> STATED TASK
Without the images, print all the entries below exactly as given.

Stored data entries:
- - -

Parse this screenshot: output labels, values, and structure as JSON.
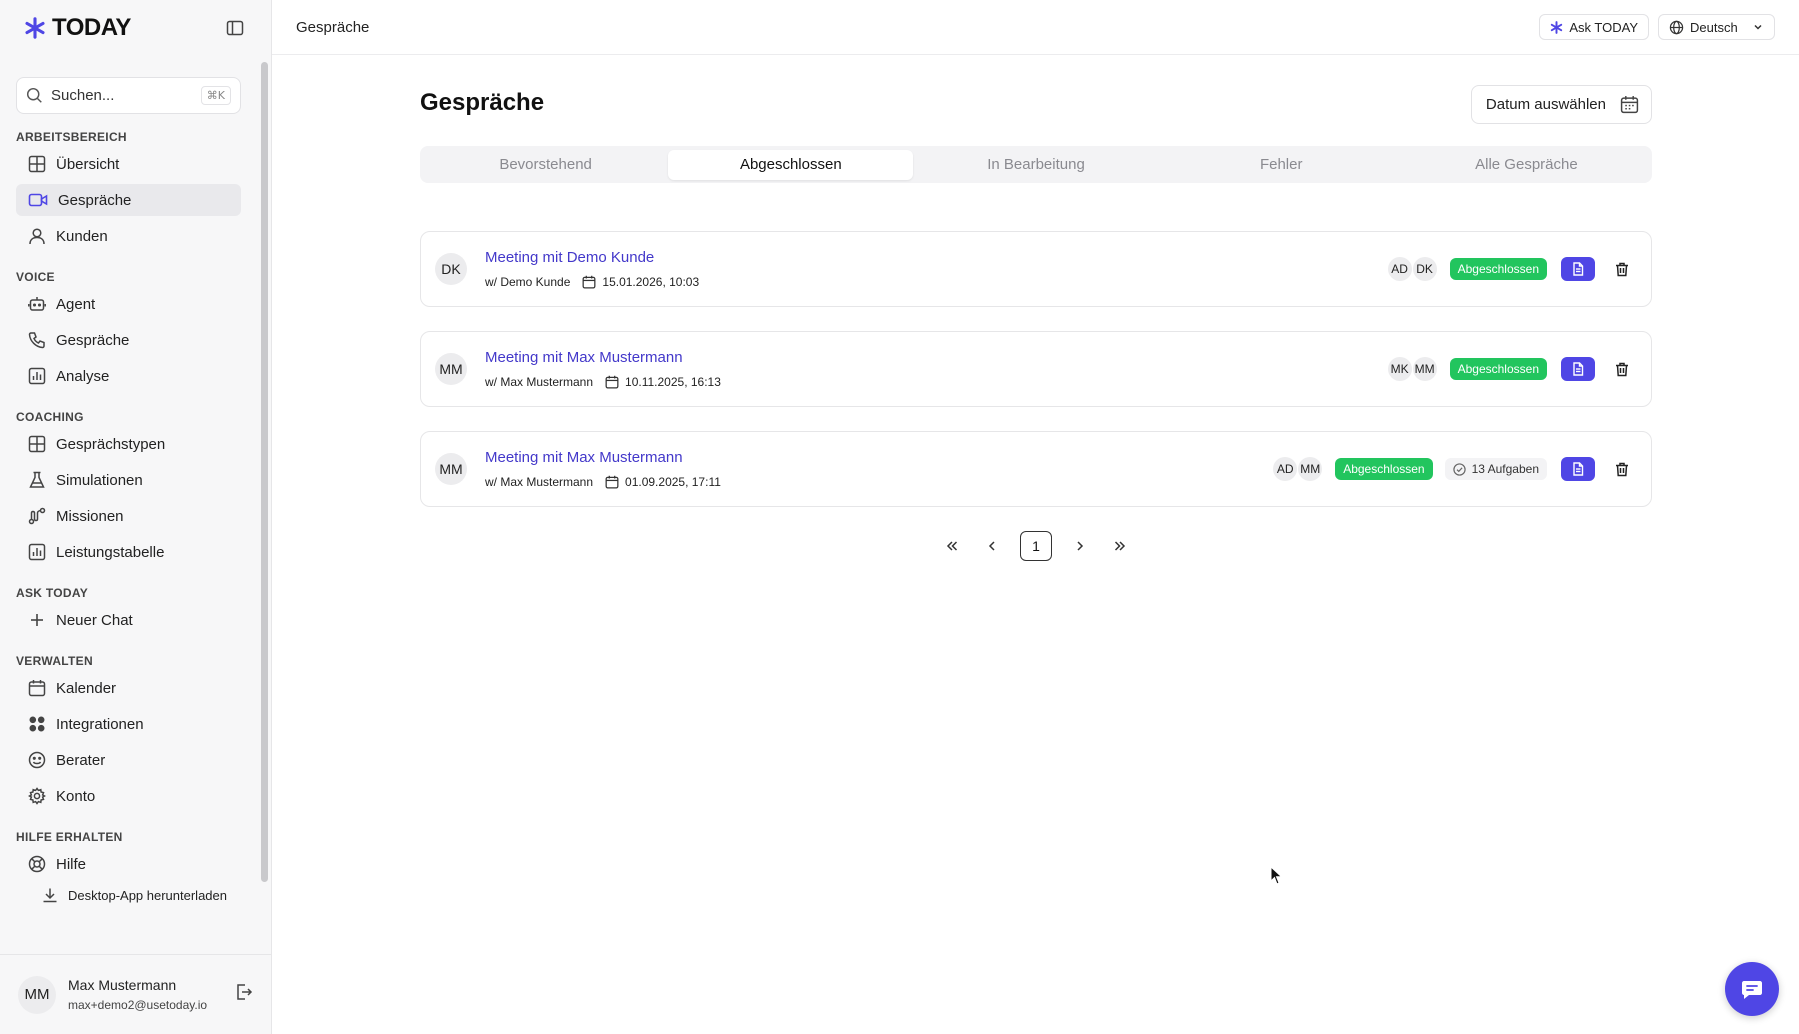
{
  "brand": {
    "name": "TODAY",
    "accent": "#4f46e5"
  },
  "topbar": {
    "breadcrumb": "Gespräche",
    "ask_label": "Ask TODAY",
    "language": "Deutsch"
  },
  "sidebar": {
    "search": {
      "placeholder": "Suchen...",
      "shortcut": "⌘K"
    },
    "sections": [
      {
        "title": "ARBEITSBEREICH",
        "items": [
          "Übersicht",
          "Gespräche",
          "Kunden"
        ]
      },
      {
        "title": "VOICE",
        "items": [
          "Agent",
          "Gespräche",
          "Analyse"
        ]
      },
      {
        "title": "COACHING",
        "items": [
          "Gesprächstypen",
          "Simulationen",
          "Missionen",
          "Leistungstabelle"
        ]
      },
      {
        "title": "ASK TODAY",
        "items": [
          "Neuer Chat"
        ]
      },
      {
        "title": "VERWALTEN",
        "items": [
          "Kalender",
          "Integrationen",
          "Berater",
          "Konto"
        ]
      },
      {
        "title": "HILFE ERHALTEN",
        "items": [
          "Hilfe",
          "Desktop-App herunterladen"
        ]
      }
    ],
    "user": {
      "initials": "MM",
      "name": "Max Mustermann",
      "email": "max+demo2@usetoday.io"
    }
  },
  "main": {
    "title": "Gespräche",
    "date_button": "Datum auswählen",
    "tabs": [
      "Bevorstehend",
      "Abgeschlossen",
      "In Bearbeitung",
      "Fehler",
      "Alle Gespräche"
    ],
    "active_tab": "Abgeschlossen",
    "meetings": [
      {
        "initials": "DK",
        "title": "Meeting mit Demo Kunde",
        "with": "w/ Demo Kunde",
        "datetime": "15.01.2026, 10:03",
        "participants": [
          "AD",
          "DK"
        ],
        "status": "Abgeschlossen",
        "tasks": ""
      },
      {
        "initials": "MM",
        "title": "Meeting mit Max Mustermann",
        "with": "w/ Max Mustermann",
        "datetime": "10.11.2025, 16:13",
        "participants": [
          "MK",
          "MM"
        ],
        "status": "Abgeschlossen",
        "tasks": ""
      },
      {
        "initials": "MM",
        "title": "Meeting mit Max Mustermann",
        "with": "w/ Max Mustermann",
        "datetime": "01.09.2025, 17:11",
        "participants": [
          "AD",
          "MM"
        ],
        "status": "Abgeschlossen",
        "tasks": "13 Aufgaben"
      }
    ],
    "pagination": {
      "current_page": "1"
    }
  }
}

- - -

> EXERCISE RESPONSE
Parse this screenshot: output labels, values, and structure as JSON.
{
  "brand": {
    "name": "TODAY",
    "accent": "#4f46e5"
  },
  "topbar": {
    "breadcrumb": "Gespräche",
    "ask_label": "Ask TODAY",
    "language": "Deutsch"
  },
  "sidebar": {
    "search": {
      "placeholder": "Suchen...",
      "shortcut": "⌘K"
    },
    "sections": [
      {
        "title": "ARBEITSBEREICH",
        "items": [
          "Übersicht",
          "Gespräche",
          "Kunden"
        ]
      },
      {
        "title": "VOICE",
        "items": [
          "Agent",
          "Gespräche",
          "Analyse"
        ]
      },
      {
        "title": "COACHING",
        "items": [
          "Gesprächstypen",
          "Simulationen",
          "Missionen",
          "Leistungstabelle"
        ]
      },
      {
        "title": "ASK TODAY",
        "items": [
          "Neuer Chat"
        ]
      },
      {
        "title": "VERWALTEN",
        "items": [
          "Kalender",
          "Integrationen",
          "Berater",
          "Konto"
        ]
      },
      {
        "title": "HILFE ERHALTEN",
        "items": [
          "Hilfe",
          "Desktop-App herunterladen"
        ]
      }
    ],
    "user": {
      "initials": "MM",
      "name": "Max Mustermann",
      "email": "max+demo2@usetoday.io"
    }
  },
  "main": {
    "title": "Gespräche",
    "date_button": "Datum auswählen",
    "tabs": [
      "Bevorstehend",
      "Abgeschlossen",
      "In Bearbeitung",
      "Fehler",
      "Alle Gespräche"
    ],
    "active_tab": "Abgeschlossen",
    "meetings": [
      {
        "initials": "DK",
        "title": "Meeting mit Demo Kunde",
        "with": "w/ Demo Kunde",
        "datetime": "15.01.2026, 10:03",
        "participants": [
          "AD",
          "DK"
        ],
        "status": "Abgeschlossen",
        "tasks": ""
      },
      {
        "initials": "MM",
        "title": "Meeting mit Max Mustermann",
        "with": "w/ Max Mustermann",
        "datetime": "10.11.2025, 16:13",
        "participants": [
          "MK",
          "MM"
        ],
        "status": "Abgeschlossen",
        "tasks": ""
      },
      {
        "initials": "MM",
        "title": "Meeting mit Max Mustermann",
        "with": "w/ Max Mustermann",
        "datetime": "01.09.2025, 17:11",
        "participants": [
          "AD",
          "MM"
        ],
        "status": "Abgeschlossen",
        "tasks": "13 Aufgaben"
      }
    ],
    "pagination": {
      "current_page": "1"
    }
  }
}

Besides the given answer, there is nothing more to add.